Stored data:
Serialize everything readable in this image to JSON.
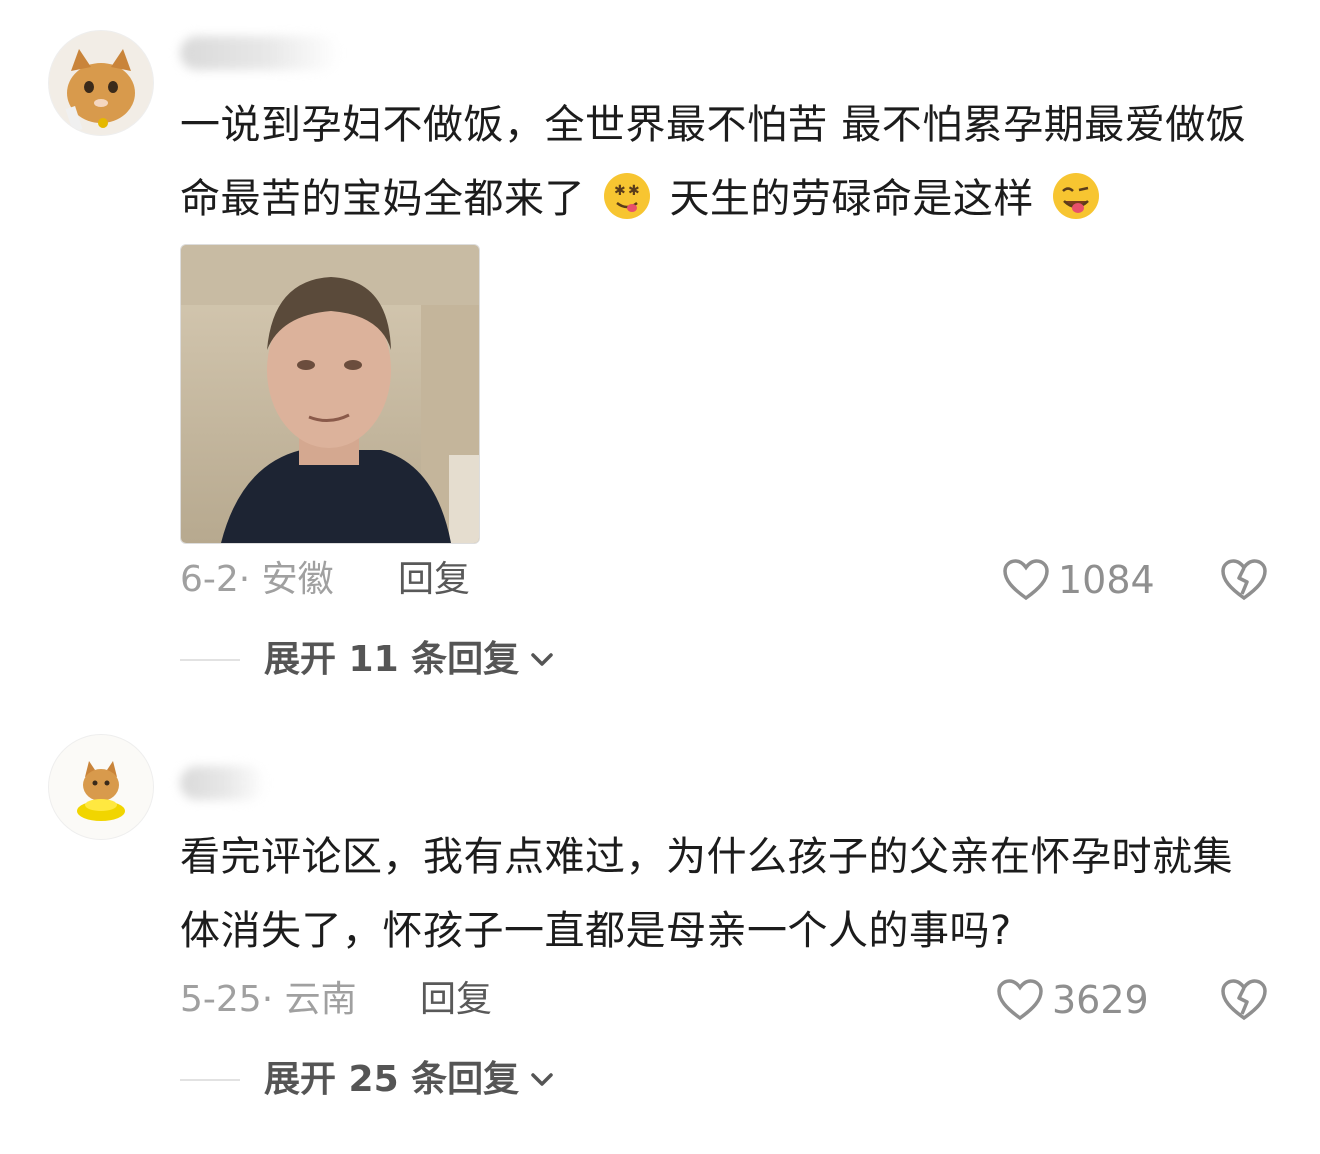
{
  "comments": [
    {
      "text": "一说到孕妇不做饭，全世界最不怕苦 最不怕累孕期最爱做饭 命最苦的宝妈全都来了",
      "text_tail": "天生的劳碌命是这样",
      "emoji_1": "drooling-face-emoji",
      "emoji_2": "winking-tongue-emoji",
      "date_location": "6-2· 安徽",
      "reply_label": "回复",
      "likes": "1084",
      "expand_label": "展开 11 条回复",
      "avatar_icon": "cat-avatar-icon",
      "photo_icon": "man-photo"
    },
    {
      "text": "看完评论区，我有点难过，为什么孩子的父亲在怀孕时就集体消失了，怀孩子一直都是母亲一个人的事吗?",
      "date_location": "5-25· 云南",
      "reply_label": "回复",
      "likes": "3629",
      "expand_label": "展开 25 条回复",
      "avatar_icon": "cat-avatar-icon"
    }
  ],
  "colors": {
    "text": "#1c1c1c",
    "meta": "#a0a0a0",
    "icon": "#8f8f8f",
    "emoji": "#f7c531"
  }
}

> [Task objective] Make a copy of each line that contains the string "emoji".

> [Response to this exercise]
      "emoji_1": "drooling-face-emoji",
      "emoji_2": "winking-tongue-emoji",
    "emoji": "#f7c531"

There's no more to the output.